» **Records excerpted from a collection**
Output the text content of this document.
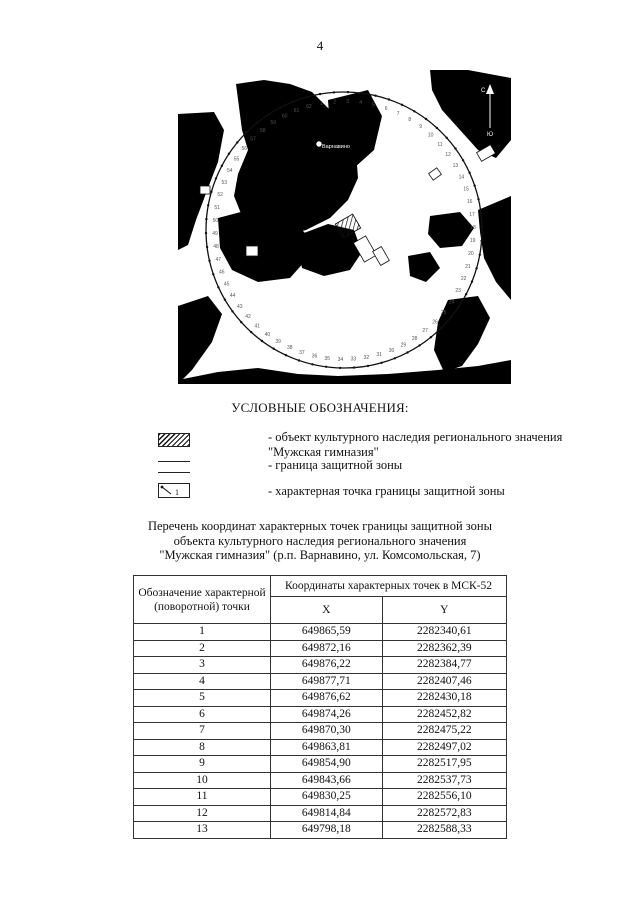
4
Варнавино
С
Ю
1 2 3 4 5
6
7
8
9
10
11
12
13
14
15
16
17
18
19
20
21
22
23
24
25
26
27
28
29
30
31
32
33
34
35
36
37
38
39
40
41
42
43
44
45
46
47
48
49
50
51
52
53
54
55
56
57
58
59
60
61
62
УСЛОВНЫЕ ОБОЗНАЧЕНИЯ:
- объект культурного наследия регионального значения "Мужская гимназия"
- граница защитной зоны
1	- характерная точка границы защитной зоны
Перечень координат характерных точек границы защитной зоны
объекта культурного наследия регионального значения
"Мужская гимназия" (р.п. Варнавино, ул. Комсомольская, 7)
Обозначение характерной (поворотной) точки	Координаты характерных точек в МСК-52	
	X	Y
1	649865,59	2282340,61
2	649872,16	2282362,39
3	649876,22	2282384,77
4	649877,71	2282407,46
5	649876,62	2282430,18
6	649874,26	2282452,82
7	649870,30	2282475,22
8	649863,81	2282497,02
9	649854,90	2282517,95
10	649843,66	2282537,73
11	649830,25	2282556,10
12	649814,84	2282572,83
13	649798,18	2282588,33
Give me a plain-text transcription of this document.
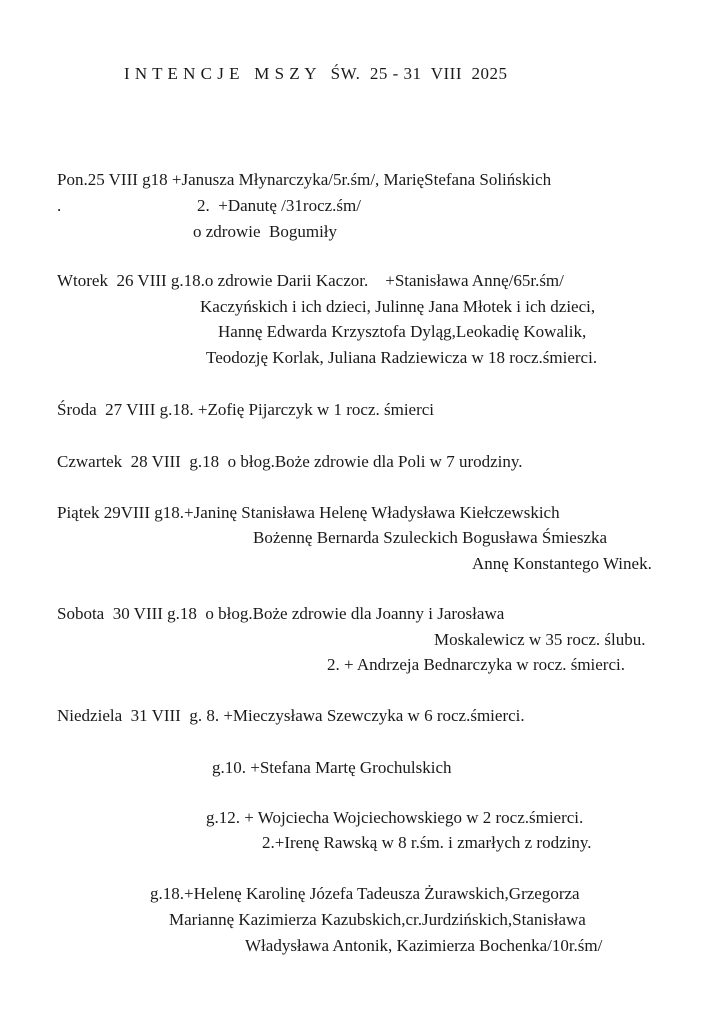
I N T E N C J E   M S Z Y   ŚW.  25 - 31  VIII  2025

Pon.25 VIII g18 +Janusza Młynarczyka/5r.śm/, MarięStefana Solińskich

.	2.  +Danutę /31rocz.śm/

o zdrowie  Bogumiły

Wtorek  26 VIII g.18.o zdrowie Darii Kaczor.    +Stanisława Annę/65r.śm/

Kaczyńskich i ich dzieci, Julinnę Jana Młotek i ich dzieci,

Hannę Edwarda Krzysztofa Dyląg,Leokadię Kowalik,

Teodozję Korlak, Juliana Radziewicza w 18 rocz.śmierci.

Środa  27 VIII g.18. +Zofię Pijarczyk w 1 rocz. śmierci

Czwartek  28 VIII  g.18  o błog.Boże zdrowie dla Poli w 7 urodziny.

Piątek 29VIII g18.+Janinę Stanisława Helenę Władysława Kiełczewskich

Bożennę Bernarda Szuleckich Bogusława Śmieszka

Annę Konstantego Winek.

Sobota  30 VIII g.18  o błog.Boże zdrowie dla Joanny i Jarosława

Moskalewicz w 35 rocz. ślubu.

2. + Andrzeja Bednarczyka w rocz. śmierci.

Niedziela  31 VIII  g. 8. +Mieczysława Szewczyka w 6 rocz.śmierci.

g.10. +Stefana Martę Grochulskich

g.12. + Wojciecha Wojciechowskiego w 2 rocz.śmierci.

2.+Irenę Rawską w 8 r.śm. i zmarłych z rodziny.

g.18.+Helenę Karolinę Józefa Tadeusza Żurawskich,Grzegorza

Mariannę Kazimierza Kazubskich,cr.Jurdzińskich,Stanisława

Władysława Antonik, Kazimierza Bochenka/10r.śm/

...

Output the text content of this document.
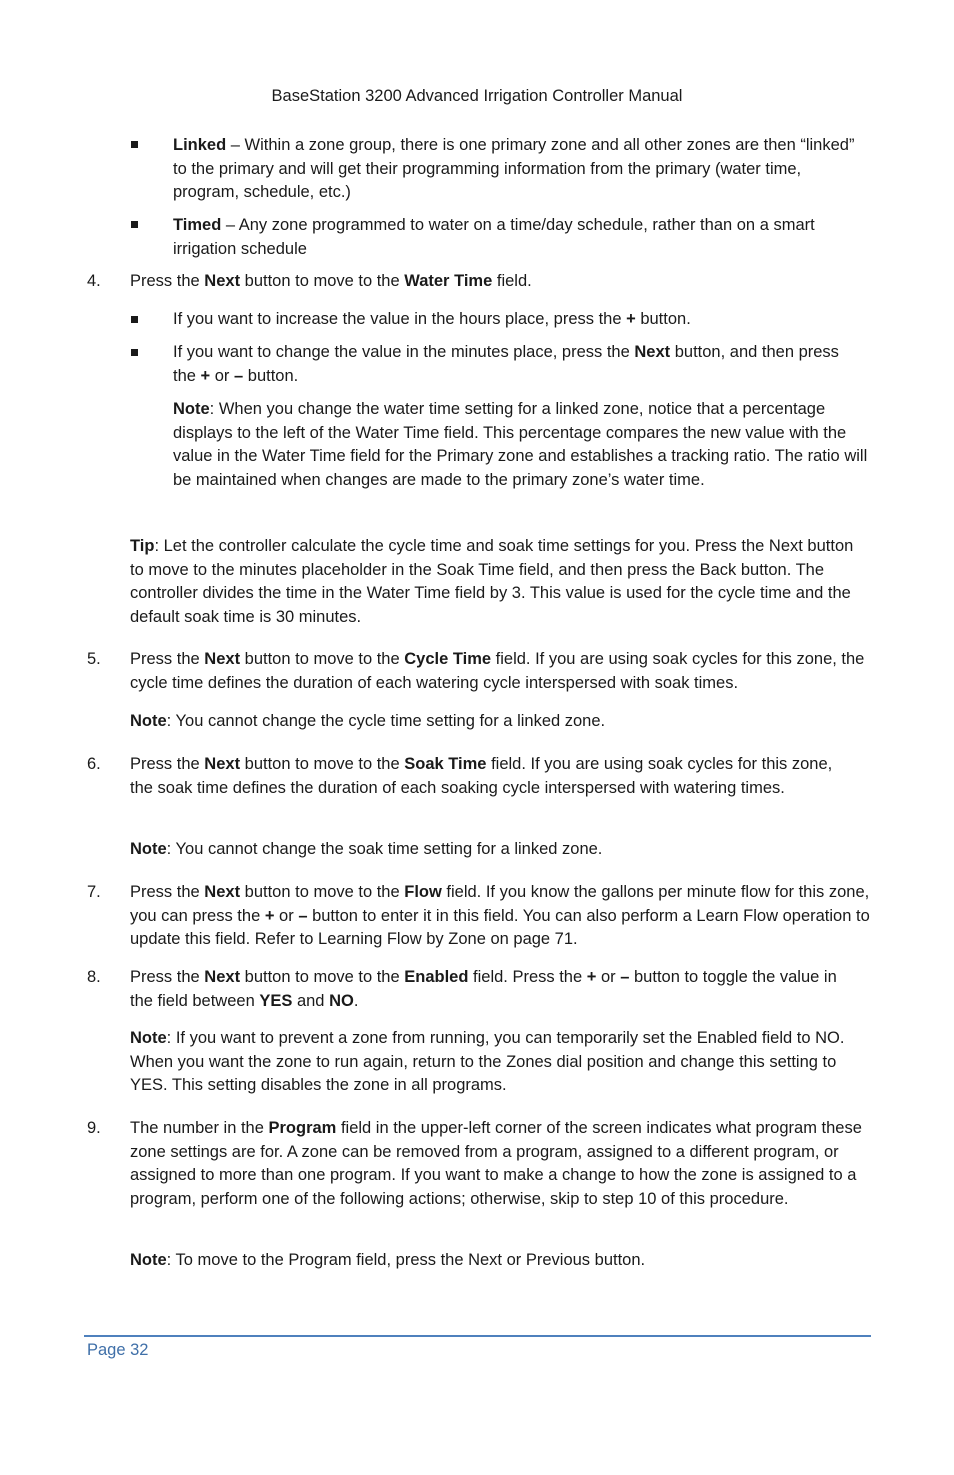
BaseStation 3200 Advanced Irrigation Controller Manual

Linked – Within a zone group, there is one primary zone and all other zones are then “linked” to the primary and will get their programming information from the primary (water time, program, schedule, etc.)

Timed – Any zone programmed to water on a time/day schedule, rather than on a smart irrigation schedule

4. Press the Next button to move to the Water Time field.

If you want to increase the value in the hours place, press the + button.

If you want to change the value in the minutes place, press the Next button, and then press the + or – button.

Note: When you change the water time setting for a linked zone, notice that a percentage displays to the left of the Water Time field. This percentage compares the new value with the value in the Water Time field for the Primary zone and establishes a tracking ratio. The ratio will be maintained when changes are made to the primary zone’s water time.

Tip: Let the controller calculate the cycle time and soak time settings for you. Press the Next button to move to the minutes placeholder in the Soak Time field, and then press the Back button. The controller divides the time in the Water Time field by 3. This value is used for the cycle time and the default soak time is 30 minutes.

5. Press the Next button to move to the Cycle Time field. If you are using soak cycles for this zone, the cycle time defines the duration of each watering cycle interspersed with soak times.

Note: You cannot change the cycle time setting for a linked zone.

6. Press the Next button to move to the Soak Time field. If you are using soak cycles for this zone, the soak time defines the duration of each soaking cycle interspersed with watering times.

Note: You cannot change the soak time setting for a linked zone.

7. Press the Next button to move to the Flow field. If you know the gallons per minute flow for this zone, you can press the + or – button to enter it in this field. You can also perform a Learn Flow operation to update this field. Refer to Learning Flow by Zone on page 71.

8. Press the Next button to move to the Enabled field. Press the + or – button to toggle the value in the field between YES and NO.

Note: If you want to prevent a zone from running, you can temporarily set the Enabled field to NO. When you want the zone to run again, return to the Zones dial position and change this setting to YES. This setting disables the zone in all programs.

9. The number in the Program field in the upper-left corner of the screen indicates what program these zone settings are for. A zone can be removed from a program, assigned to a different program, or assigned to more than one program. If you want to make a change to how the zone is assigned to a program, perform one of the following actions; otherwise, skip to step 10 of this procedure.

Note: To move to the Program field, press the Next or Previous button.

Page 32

» **WHAT THIS TASK INVOLVES**
How many lines of the data contain the word "гимназия"? Answer with the number alone.

» **OUTPUT FOR THIS EXERCISE**
2